[Extracted records]
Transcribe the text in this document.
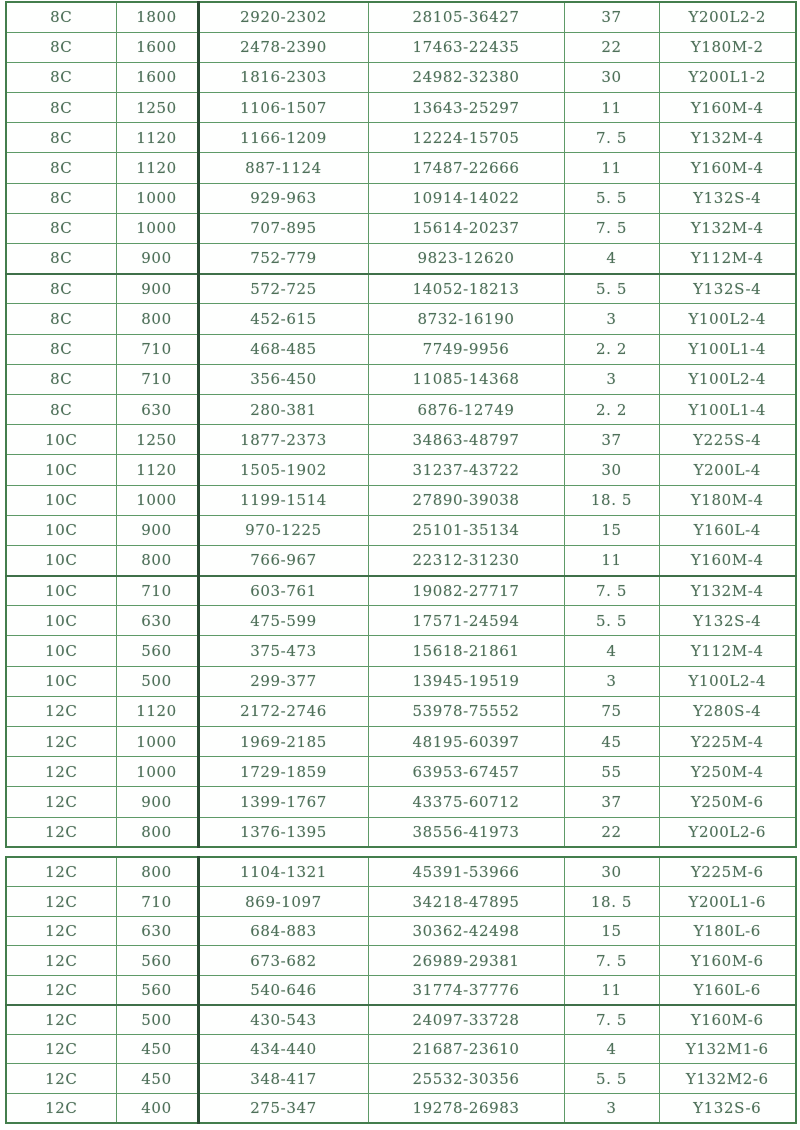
8C	1800	2920-2302	28105-36427	37	Y200L2-2
8C	1600	2478-2390	17463-22435	22	Y180M-2
8C	1600	1816-2303	24982-32380	30	Y200L1-2
8C	1250	1106-1507	13643-25297	11	Y160M-4
8C	1120	1166-1209	12224-15705	7. 5	Y132M-4
8C	1120	887-1124	17487-22666	11	Y160M-4
8C	1000	929-963	10914-14022	5. 5	Y132S-4
8C	1000	707-895	15614-20237	7. 5	Y132M-4
8C	900	752-779	9823-12620	4	Y112M-4
8C	900	572-725	14052-18213	5. 5	Y132S-4
8C	800	452-615	8732-16190	3	Y100L2-4
8C	710	468-485	7749-9956	2. 2	Y100L1-4
8C	710	356-450	11085-14368	3	Y100L2-4
8C	630	280-381	6876-12749	2. 2	Y100L1-4
10C	1250	1877-2373	34863-48797	37	Y225S-4
10C	1120	1505-1902	31237-43722	30	Y200L-4
10C	1000	1199-1514	27890-39038	18. 5	Y180M-4
10C	900	970-1225	25101-35134	15	Y160L-4
10C	800	766-967	22312-31230	11	Y160M-4
10C	710	603-761	19082-27717	7. 5	Y132M-4
10C	630	475-599	17571-24594	5. 5	Y132S-4
10C	560	375-473	15618-21861	4	Y112M-4
10C	500	299-377	13945-19519	3	Y100L2-4
12C	1120	2172-2746	53978-75552	75	Y280S-4
12C	1000	1969-2185	48195-60397	45	Y225M-4
12C	1000	1729-1859	63953-67457	55	Y250M-4
12C	900	1399-1767	43375-60712	37	Y250M-6
12C	800	1376-1395	38556-41973	22	Y200L2-6
12C	800	1104-1321	45391-53966	30	Y225M-6
12C	710	869-1097	34218-47895	18. 5	Y200L1-6
12C	630	684-883	30362-42498	15	Y180L-6
12C	560	673-682	26989-29381	7. 5	Y160M-6
12C	560	540-646	31774-37776	11	Y160L-6
12C	500	430-543	24097-33728	7. 5	Y160M-6
12C	450	434-440	21687-23610	4	Y132M1-6
12C	450	348-417	25532-30356	5. 5	Y132M2-6
12C	400	275-347	19278-26983	3	Y132S-6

[Task to complete] The data above needs to be retyped exactly, with the images left out.

[Task response]
Transcribe the text in this document.
8C	1800	2920-2302	28105-36427	37	Y200L2-2
8C	1600	2478-2390	17463-22435	22	Y180M-2
8C	1600	1816-2303	24982-32380	30	Y200L1-2
8C	1250	1106-1507	13643-25297	11	Y160M-4
8C	1120	1166-1209	12224-15705	7. 5	Y132M-4
8C	1120	887-1124	17487-22666	11	Y160M-4
8C	1000	929-963	10914-14022	5. 5	Y132S-4
8C	1000	707-895	15614-20237	7. 5	Y132M-4
8C	900	752-779	9823-12620	4	Y112M-4
8C	900	572-725	14052-18213	5. 5	Y132S-4
8C	800	452-615	8732-16190	3	Y100L2-4
8C	710	468-485	7749-9956	2. 2	Y100L1-4
8C	710	356-450	11085-14368	3	Y100L2-4
8C	630	280-381	6876-12749	2. 2	Y100L1-4
10C	1250	1877-2373	34863-48797	37	Y225S-4
10C	1120	1505-1902	31237-43722	30	Y200L-4
10C	1000	1199-1514	27890-39038	18. 5	Y180M-4
10C	900	970-1225	25101-35134	15	Y160L-4
10C	800	766-967	22312-31230	11	Y160M-4
10C	710	603-761	19082-27717	7. 5	Y132M-4
10C	630	475-599	17571-24594	5. 5	Y132S-4
10C	560	375-473	15618-21861	4	Y112M-4
10C	500	299-377	13945-19519	3	Y100L2-4
12C	1120	2172-2746	53978-75552	75	Y280S-4
12C	1000	1969-2185	48195-60397	45	Y225M-4
12C	1000	1729-1859	63953-67457	55	Y250M-4
12C	900	1399-1767	43375-60712	37	Y250M-6
12C	800	1376-1395	38556-41973	22	Y200L2-6
12C	800	1104-1321	45391-53966	30	Y225M-6
12C	710	869-1097	34218-47895	18. 5	Y200L1-6
12C	630	684-883	30362-42498	15	Y180L-6
12C	560	673-682	26989-29381	7. 5	Y160M-6
12C	560	540-646	31774-37776	11	Y160L-6
12C	500	430-543	24097-33728	7. 5	Y160M-6
12C	450	434-440	21687-23610	4	Y132M1-6
12C	450	348-417	25532-30356	5. 5	Y132M2-6
12C	400	275-347	19278-26983	3	Y132S-6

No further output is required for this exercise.